> **Direction**: Copy out the entries in full and with complete accuracy; pictures are excluded.

─── Task material ───

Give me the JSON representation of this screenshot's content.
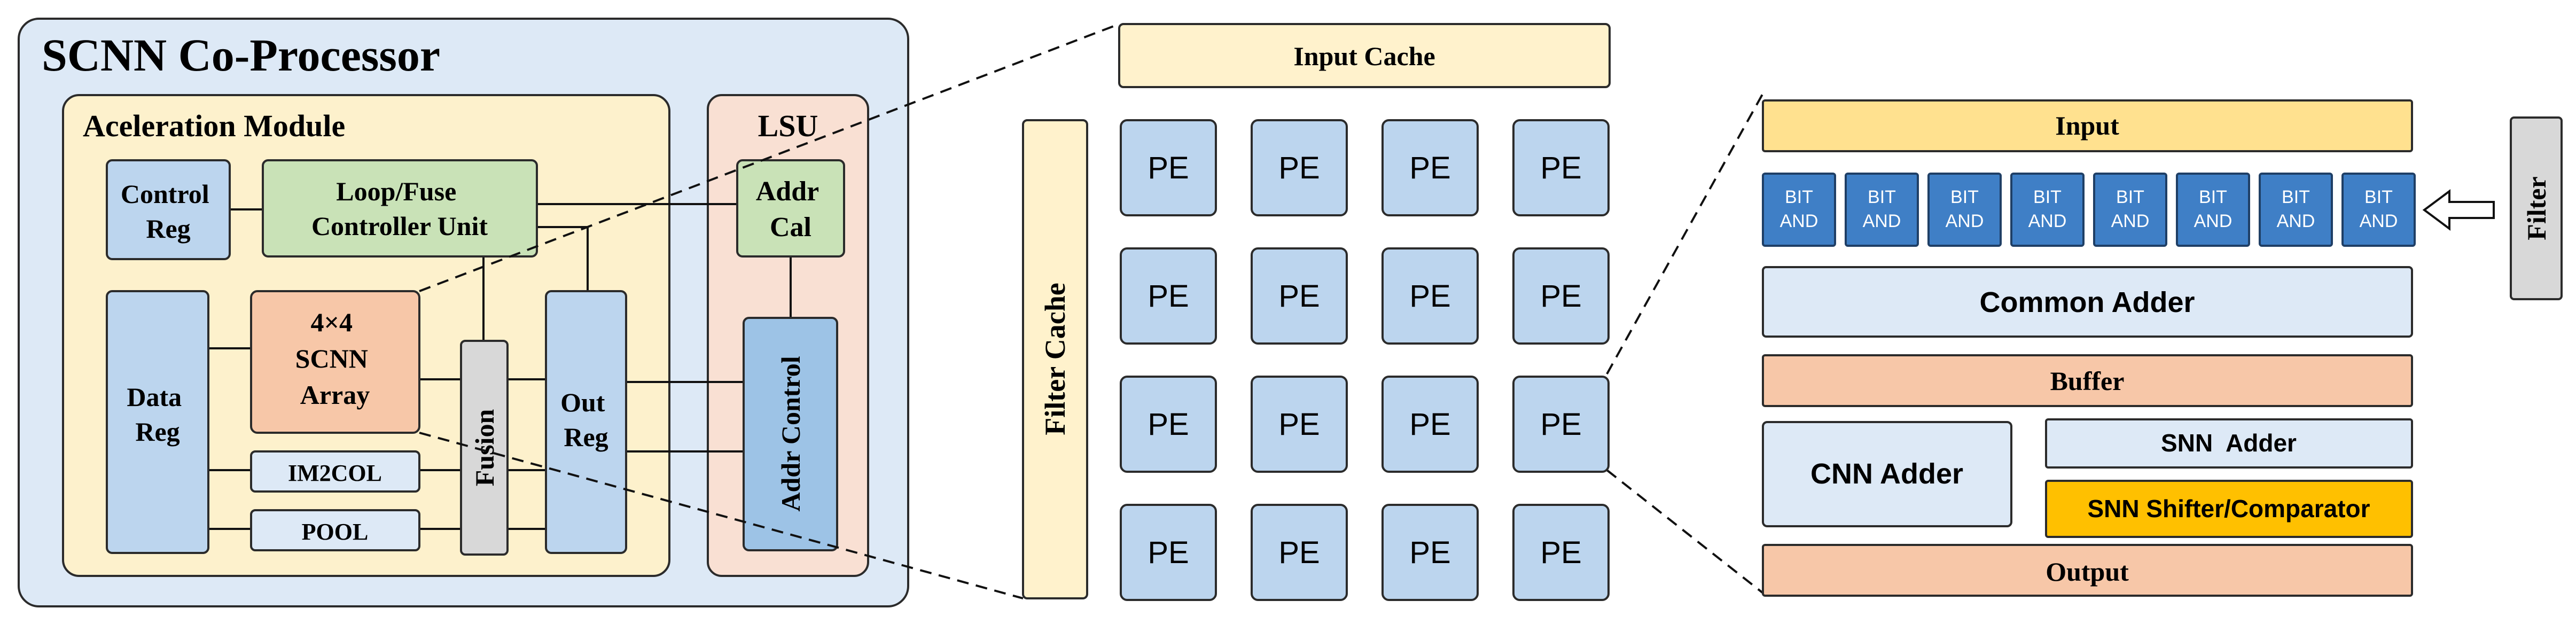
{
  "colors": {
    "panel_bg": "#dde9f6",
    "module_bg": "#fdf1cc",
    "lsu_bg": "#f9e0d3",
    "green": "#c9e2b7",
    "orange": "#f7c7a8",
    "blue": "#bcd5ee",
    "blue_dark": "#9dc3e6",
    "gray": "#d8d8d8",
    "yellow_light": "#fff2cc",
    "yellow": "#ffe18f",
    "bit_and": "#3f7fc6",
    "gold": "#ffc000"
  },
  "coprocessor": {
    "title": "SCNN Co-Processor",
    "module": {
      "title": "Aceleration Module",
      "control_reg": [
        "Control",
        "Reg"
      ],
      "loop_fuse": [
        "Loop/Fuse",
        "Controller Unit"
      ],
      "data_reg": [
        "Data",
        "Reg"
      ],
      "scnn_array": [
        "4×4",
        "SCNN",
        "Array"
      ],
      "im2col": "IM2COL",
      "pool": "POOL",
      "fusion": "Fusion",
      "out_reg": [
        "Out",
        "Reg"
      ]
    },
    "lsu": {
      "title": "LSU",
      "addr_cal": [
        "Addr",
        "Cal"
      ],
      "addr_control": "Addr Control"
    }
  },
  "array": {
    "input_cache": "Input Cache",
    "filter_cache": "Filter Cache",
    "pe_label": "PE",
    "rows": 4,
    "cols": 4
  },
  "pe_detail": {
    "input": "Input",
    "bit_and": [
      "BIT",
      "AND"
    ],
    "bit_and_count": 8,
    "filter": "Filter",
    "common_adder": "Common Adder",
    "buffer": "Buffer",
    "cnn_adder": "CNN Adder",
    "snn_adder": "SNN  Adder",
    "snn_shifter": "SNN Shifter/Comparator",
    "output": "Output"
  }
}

───

> **Complete answer**:
Give me the JSON representation of this screenshot's content.
{
  "colors": {
    "panel_bg": "#dde9f6",
    "module_bg": "#fdf1cc",
    "lsu_bg": "#f9e0d3",
    "green": "#c9e2b7",
    "orange": "#f7c7a8",
    "blue": "#bcd5ee",
    "blue_dark": "#9dc3e6",
    "gray": "#d8d8d8",
    "yellow_light": "#fff2cc",
    "yellow": "#ffe18f",
    "bit_and": "#3f7fc6",
    "gold": "#ffc000"
  },
  "coprocessor": {
    "title": "SCNN Co-Processor",
    "module": {
      "title": "Aceleration Module",
      "control_reg": [
        "Control",
        "Reg"
      ],
      "loop_fuse": [
        "Loop/Fuse",
        "Controller Unit"
      ],
      "data_reg": [
        "Data",
        "Reg"
      ],
      "scnn_array": [
        "4×4",
        "SCNN",
        "Array"
      ],
      "im2col": "IM2COL",
      "pool": "POOL",
      "fusion": "Fusion",
      "out_reg": [
        "Out",
        "Reg"
      ]
    },
    "lsu": {
      "title": "LSU",
      "addr_cal": [
        "Addr",
        "Cal"
      ],
      "addr_control": "Addr Control"
    }
  },
  "array": {
    "input_cache": "Input Cache",
    "filter_cache": "Filter Cache",
    "pe_label": "PE",
    "rows": 4,
    "cols": 4
  },
  "pe_detail": {
    "input": "Input",
    "bit_and": [
      "BIT",
      "AND"
    ],
    "bit_and_count": 8,
    "filter": "Filter",
    "common_adder": "Common Adder",
    "buffer": "Buffer",
    "cnn_adder": "CNN Adder",
    "snn_adder": "SNN  Adder",
    "snn_shifter": "SNN Shifter/Comparator",
    "output": "Output"
  }
}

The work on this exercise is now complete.